▶ [EXERCISE]: Pick out every line in the data below that holds "Combinación".

▶ [RECORDS PROVIDED]:

* * * * *

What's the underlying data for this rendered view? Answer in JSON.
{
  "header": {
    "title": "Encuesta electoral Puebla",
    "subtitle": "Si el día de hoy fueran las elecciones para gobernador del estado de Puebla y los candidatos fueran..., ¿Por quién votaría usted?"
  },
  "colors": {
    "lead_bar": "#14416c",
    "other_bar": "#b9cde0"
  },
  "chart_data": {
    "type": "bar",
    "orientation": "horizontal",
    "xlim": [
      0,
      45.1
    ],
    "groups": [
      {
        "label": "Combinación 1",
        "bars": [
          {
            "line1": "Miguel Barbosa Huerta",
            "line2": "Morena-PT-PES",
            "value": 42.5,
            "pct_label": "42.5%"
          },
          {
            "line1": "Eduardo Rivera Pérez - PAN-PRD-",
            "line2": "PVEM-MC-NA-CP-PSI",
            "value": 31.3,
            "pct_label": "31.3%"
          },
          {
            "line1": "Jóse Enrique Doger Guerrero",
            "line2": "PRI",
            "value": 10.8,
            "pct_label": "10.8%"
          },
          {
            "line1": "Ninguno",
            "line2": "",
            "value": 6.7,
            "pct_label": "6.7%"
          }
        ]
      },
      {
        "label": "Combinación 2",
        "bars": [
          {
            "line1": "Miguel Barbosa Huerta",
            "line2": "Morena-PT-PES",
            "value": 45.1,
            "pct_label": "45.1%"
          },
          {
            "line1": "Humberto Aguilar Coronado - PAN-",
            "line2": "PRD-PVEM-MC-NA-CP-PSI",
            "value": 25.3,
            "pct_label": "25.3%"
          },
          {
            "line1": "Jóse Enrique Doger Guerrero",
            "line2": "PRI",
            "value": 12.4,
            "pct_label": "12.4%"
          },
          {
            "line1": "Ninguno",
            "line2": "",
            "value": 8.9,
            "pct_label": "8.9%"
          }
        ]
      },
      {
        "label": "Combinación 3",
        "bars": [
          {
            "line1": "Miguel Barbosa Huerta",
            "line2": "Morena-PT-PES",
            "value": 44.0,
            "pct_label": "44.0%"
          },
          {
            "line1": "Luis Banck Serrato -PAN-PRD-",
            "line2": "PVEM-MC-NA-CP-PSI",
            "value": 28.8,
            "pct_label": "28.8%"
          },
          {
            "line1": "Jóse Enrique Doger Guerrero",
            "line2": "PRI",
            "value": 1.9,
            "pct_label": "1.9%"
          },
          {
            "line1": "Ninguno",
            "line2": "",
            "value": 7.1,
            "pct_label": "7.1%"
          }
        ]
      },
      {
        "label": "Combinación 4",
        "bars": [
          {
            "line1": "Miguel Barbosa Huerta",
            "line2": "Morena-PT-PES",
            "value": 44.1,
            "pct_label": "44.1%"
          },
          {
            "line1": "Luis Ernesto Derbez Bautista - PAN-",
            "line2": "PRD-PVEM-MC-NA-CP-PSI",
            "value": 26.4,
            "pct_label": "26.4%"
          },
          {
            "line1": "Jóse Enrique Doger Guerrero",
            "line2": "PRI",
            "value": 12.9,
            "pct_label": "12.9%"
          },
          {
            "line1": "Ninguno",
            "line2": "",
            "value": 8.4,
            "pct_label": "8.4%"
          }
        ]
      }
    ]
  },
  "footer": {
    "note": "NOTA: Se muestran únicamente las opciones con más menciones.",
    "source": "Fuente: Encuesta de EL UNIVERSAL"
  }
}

* * * * *

▶ [EXPECTED ANSWER]:
        "label": "Combinación 1",
        "label": "Combinación 2",
        "label": "Combinación 3",
        "label": "Combinación 4",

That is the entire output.